Stated problem
Scan the listing below and copy every line holding "name".

Material shown
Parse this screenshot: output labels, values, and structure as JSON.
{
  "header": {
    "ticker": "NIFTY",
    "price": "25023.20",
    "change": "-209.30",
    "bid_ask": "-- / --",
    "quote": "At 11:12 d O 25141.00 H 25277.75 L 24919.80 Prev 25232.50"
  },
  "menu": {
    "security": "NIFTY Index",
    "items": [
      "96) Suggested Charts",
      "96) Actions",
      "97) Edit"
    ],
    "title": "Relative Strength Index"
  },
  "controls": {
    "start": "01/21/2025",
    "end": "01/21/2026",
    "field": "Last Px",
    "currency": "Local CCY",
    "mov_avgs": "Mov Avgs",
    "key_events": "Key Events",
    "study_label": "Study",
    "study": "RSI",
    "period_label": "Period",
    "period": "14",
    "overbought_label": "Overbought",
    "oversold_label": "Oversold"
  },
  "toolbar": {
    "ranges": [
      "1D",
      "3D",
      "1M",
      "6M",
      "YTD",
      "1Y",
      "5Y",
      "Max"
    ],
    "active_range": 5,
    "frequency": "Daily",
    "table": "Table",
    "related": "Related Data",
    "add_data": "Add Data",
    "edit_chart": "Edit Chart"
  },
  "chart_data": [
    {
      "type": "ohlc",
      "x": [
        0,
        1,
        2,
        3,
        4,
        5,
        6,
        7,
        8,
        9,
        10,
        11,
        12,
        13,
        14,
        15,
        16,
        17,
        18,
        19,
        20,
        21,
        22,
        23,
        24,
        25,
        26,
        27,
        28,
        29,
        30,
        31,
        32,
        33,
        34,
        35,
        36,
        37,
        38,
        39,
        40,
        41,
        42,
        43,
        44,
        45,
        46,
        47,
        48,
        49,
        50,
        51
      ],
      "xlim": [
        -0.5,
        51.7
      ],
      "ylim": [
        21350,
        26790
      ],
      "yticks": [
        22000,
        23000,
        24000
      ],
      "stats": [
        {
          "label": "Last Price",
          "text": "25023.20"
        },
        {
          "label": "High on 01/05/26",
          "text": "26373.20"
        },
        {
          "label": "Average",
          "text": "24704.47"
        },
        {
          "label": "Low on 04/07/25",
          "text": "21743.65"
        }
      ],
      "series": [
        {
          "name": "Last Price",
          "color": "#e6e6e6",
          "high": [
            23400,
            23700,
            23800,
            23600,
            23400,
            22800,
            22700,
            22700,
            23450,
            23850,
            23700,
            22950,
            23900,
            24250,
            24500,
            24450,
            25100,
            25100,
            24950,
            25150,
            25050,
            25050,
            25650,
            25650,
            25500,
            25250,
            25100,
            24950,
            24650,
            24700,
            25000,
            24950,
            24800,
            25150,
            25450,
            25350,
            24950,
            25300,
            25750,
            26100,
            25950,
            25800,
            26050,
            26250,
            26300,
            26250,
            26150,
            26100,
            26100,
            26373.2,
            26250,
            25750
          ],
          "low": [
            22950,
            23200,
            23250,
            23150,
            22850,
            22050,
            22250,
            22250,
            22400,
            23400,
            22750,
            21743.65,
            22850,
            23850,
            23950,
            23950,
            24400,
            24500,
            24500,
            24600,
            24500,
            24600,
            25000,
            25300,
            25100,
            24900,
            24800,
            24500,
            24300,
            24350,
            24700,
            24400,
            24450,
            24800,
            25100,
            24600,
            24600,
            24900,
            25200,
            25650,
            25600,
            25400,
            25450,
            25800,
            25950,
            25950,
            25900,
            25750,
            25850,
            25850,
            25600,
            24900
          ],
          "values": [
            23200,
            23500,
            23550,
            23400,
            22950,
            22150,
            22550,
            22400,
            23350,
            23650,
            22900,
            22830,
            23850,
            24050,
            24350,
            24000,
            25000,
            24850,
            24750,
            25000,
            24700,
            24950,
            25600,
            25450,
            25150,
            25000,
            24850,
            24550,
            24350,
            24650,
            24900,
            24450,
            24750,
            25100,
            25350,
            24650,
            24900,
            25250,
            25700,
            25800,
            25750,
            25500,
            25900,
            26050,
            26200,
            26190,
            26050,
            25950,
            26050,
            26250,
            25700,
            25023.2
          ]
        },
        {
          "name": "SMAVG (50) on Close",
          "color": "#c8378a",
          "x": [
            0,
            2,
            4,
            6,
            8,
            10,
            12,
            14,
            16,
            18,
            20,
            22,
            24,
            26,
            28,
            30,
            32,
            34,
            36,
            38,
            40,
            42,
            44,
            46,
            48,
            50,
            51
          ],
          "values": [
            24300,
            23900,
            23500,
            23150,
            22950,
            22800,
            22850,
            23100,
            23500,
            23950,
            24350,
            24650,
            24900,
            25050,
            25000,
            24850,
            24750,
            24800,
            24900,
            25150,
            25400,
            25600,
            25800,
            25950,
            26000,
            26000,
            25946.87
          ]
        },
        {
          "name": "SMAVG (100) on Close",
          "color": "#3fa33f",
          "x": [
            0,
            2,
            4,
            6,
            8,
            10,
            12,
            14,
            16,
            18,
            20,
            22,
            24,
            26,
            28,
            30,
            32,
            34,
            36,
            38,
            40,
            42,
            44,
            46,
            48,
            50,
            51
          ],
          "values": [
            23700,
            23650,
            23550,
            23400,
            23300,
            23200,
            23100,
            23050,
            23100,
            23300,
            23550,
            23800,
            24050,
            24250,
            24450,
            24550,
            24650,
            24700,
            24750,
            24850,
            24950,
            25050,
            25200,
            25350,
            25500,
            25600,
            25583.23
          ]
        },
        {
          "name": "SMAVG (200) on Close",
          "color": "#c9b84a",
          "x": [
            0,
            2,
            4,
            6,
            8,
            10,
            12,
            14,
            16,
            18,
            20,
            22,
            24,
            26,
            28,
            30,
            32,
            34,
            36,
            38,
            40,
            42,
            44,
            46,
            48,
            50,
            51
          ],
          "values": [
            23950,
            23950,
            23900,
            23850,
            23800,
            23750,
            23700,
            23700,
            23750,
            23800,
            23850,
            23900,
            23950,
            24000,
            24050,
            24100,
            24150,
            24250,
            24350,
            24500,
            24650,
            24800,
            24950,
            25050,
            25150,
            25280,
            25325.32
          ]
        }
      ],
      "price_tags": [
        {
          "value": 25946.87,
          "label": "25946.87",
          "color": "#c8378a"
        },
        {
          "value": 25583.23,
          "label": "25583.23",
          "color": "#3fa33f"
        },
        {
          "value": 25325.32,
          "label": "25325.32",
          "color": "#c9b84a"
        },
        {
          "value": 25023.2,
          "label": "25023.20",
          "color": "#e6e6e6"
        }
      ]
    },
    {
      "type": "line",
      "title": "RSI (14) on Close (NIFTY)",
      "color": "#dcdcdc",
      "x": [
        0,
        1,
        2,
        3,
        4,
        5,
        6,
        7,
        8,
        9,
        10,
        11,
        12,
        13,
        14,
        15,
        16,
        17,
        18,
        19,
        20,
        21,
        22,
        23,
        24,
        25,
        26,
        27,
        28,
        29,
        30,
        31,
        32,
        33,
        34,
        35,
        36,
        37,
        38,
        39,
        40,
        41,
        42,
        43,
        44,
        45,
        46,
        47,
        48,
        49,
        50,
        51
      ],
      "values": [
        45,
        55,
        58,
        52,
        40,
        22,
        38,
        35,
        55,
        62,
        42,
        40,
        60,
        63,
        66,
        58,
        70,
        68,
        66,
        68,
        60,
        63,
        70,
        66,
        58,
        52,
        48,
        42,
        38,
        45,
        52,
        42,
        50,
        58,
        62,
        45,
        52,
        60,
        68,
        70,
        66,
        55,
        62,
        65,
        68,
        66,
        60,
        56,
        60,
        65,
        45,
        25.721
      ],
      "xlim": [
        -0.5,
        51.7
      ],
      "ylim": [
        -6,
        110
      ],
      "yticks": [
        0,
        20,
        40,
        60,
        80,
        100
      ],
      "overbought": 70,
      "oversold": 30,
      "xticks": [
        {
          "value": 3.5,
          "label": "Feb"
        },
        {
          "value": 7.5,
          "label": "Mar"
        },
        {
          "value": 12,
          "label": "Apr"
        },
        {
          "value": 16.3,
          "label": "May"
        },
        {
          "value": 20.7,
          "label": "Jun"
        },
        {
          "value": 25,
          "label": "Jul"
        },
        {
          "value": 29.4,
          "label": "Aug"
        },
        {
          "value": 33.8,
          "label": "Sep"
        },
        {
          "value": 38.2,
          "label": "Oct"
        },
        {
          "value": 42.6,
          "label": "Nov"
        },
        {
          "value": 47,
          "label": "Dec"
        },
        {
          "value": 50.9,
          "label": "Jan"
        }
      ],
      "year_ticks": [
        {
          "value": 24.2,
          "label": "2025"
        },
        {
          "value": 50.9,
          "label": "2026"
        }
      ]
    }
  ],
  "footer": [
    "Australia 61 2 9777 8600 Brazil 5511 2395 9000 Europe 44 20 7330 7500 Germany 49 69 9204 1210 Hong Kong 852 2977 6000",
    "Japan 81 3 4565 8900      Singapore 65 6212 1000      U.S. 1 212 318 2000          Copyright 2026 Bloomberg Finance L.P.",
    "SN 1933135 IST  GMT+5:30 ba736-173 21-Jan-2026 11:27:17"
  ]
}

Task answer
          "name": "Last Price",
          "name": "SMAVG (50) on Close",
          "name": "SMAVG (100) on Close",
          "name": "SMAVG (200) on Close",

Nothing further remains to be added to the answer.